## Task statement:
Sift the material for lines containing "Total", and return them.

## Source material:
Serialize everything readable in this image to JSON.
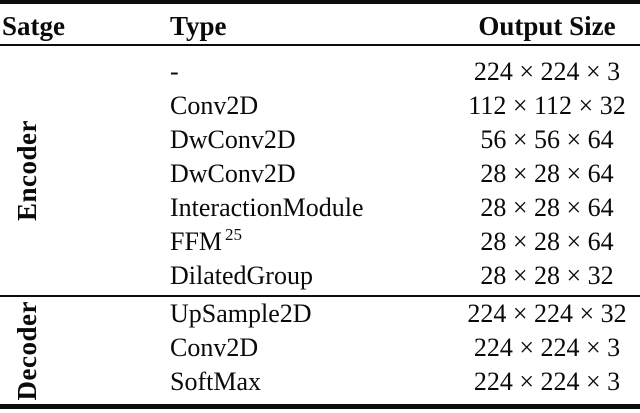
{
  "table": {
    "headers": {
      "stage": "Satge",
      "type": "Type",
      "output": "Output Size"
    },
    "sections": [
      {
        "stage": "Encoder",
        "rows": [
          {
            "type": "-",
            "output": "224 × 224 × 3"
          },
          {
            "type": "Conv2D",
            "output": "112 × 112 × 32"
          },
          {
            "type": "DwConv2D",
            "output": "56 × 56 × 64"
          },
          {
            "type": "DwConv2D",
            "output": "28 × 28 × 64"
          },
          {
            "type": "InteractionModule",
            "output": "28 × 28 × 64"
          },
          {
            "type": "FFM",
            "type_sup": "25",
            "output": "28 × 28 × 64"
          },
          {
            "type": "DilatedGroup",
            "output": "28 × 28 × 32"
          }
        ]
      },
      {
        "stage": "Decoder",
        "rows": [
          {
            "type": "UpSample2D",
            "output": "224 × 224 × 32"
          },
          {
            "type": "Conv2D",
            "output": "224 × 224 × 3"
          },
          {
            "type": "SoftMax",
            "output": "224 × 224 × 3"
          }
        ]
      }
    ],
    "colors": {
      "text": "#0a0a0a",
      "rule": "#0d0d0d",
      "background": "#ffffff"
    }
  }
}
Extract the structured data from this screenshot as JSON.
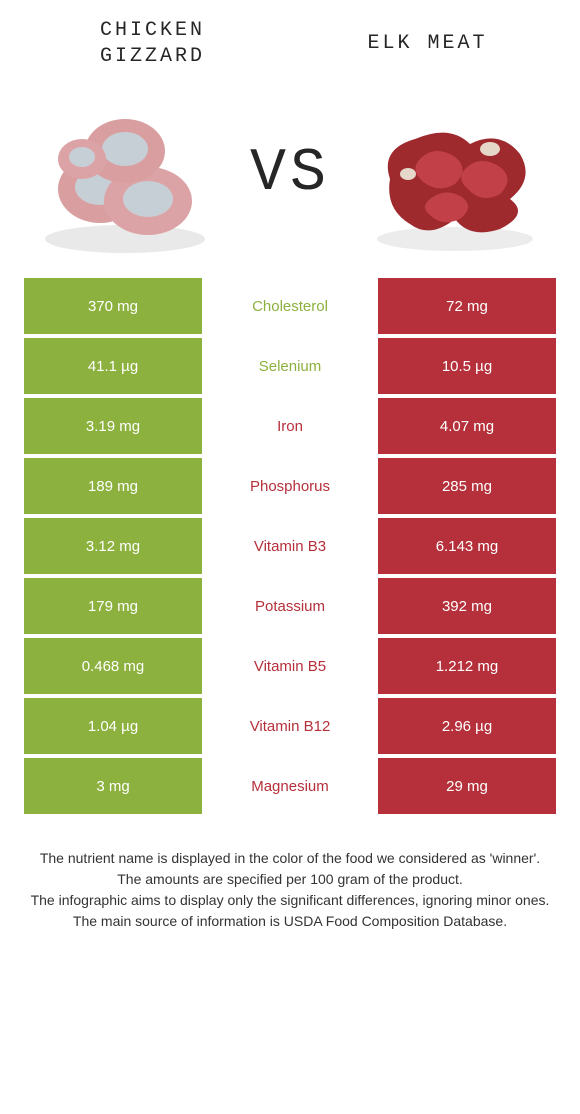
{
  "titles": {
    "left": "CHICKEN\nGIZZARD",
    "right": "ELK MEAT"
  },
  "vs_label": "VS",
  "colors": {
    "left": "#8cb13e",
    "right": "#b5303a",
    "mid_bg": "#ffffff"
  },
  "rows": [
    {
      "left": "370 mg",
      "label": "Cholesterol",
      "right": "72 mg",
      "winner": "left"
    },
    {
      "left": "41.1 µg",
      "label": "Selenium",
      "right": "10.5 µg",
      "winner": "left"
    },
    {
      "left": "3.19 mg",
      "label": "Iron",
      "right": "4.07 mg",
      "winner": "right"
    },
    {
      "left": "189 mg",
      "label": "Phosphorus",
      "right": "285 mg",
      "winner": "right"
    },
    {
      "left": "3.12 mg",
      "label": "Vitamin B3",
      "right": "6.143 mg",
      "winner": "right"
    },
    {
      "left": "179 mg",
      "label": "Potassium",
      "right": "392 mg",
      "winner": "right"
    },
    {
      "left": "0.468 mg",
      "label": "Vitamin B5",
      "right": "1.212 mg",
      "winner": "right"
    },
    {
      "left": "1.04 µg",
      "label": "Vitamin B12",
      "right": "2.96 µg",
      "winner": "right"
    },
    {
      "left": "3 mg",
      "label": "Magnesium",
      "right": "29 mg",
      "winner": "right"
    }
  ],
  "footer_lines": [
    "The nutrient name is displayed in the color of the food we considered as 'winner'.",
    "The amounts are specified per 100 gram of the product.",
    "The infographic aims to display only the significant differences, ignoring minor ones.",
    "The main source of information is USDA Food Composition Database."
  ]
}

* * *

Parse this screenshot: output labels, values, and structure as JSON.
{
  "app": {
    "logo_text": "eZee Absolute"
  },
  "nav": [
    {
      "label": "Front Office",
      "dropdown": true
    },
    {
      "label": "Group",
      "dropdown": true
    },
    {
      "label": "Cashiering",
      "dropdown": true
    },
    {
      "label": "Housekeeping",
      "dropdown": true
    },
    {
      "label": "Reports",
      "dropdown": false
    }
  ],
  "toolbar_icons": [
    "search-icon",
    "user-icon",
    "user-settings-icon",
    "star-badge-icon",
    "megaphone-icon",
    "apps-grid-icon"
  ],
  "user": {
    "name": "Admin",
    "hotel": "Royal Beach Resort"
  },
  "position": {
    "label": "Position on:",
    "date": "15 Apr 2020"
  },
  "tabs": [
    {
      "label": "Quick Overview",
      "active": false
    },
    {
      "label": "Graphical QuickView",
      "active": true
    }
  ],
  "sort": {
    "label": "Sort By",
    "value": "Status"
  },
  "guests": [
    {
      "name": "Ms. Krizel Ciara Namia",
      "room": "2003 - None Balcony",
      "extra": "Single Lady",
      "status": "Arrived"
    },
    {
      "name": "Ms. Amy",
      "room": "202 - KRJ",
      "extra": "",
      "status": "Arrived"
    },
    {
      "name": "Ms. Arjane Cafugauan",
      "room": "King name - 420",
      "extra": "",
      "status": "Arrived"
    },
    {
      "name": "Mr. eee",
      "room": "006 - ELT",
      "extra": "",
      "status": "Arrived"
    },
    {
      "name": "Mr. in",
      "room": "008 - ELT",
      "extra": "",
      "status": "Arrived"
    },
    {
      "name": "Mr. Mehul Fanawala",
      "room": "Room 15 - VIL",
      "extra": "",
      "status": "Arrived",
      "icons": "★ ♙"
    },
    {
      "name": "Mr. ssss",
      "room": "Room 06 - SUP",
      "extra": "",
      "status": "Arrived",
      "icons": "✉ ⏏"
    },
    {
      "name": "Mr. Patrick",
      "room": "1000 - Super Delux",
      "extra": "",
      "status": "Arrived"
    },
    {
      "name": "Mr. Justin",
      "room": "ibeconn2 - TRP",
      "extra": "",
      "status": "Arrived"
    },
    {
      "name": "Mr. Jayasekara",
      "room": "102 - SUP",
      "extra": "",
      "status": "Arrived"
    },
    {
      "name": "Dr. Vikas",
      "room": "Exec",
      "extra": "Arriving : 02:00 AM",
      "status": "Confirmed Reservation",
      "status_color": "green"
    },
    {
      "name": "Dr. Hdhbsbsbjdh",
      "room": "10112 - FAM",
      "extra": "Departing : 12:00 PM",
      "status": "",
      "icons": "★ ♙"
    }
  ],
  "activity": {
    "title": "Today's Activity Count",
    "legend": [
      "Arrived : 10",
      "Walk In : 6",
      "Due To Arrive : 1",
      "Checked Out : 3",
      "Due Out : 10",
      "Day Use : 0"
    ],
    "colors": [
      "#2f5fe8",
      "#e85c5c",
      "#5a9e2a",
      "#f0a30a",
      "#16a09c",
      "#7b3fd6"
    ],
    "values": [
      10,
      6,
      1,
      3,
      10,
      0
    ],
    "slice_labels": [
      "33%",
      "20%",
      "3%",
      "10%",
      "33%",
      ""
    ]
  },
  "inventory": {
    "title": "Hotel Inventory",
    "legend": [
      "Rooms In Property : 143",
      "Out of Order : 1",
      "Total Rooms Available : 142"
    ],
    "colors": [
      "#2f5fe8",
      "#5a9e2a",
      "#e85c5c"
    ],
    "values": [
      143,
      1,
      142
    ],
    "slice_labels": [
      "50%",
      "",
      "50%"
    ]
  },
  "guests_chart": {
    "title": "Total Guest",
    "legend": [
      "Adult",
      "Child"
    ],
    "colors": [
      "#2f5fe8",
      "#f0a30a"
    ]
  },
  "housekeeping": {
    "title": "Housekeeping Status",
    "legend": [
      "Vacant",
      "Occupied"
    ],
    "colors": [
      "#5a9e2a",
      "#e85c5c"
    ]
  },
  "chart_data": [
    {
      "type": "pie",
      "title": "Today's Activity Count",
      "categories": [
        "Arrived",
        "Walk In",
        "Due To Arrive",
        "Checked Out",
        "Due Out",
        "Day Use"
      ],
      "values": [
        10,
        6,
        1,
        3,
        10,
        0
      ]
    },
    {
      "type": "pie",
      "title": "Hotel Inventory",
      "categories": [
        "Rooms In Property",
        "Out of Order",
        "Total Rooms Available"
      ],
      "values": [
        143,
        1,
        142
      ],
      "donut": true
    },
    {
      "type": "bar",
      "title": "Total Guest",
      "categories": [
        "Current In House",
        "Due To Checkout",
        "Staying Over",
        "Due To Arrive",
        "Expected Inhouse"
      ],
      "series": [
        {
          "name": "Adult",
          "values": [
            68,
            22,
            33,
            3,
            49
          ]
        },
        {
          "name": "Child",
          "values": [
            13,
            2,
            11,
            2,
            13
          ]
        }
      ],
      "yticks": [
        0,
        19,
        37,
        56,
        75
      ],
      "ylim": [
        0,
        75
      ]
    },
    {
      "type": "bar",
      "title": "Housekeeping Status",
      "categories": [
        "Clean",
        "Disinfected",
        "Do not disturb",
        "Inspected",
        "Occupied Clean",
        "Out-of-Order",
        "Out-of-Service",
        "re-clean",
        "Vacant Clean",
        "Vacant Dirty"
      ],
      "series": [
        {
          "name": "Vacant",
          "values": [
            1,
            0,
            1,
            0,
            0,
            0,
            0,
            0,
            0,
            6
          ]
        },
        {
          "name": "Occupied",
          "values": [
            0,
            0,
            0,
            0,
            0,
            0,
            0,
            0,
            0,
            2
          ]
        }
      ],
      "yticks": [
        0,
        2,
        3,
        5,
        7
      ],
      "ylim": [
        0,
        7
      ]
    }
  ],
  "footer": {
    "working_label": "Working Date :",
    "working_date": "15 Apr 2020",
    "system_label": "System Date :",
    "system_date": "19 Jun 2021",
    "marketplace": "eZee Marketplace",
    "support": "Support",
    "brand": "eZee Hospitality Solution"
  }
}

---

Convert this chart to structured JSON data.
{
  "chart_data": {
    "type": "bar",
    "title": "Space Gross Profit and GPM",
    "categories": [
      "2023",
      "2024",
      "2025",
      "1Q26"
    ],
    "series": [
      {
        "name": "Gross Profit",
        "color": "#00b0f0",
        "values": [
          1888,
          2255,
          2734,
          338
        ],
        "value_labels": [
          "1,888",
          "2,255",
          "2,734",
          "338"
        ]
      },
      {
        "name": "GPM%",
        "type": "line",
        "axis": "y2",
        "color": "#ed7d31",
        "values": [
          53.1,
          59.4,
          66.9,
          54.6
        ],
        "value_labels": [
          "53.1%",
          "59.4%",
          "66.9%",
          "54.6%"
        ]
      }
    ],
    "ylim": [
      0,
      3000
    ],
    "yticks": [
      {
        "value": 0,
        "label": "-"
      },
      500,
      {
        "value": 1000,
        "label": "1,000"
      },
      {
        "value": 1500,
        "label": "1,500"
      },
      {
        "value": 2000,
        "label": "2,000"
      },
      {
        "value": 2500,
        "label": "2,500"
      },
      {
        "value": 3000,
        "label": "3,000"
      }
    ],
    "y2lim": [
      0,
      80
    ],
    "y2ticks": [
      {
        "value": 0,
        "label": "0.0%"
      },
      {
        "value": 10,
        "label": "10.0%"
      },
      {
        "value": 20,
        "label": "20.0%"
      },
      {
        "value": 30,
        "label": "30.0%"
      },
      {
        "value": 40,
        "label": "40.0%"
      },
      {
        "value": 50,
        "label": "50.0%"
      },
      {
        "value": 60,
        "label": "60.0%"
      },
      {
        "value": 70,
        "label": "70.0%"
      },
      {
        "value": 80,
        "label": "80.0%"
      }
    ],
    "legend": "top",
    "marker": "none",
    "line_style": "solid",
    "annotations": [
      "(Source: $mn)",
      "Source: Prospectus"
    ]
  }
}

## The result:
      "Total Rooms Available : 142"
    "title": "Total Guest",
        "Total Rooms Available"
      "title": "Total Guest",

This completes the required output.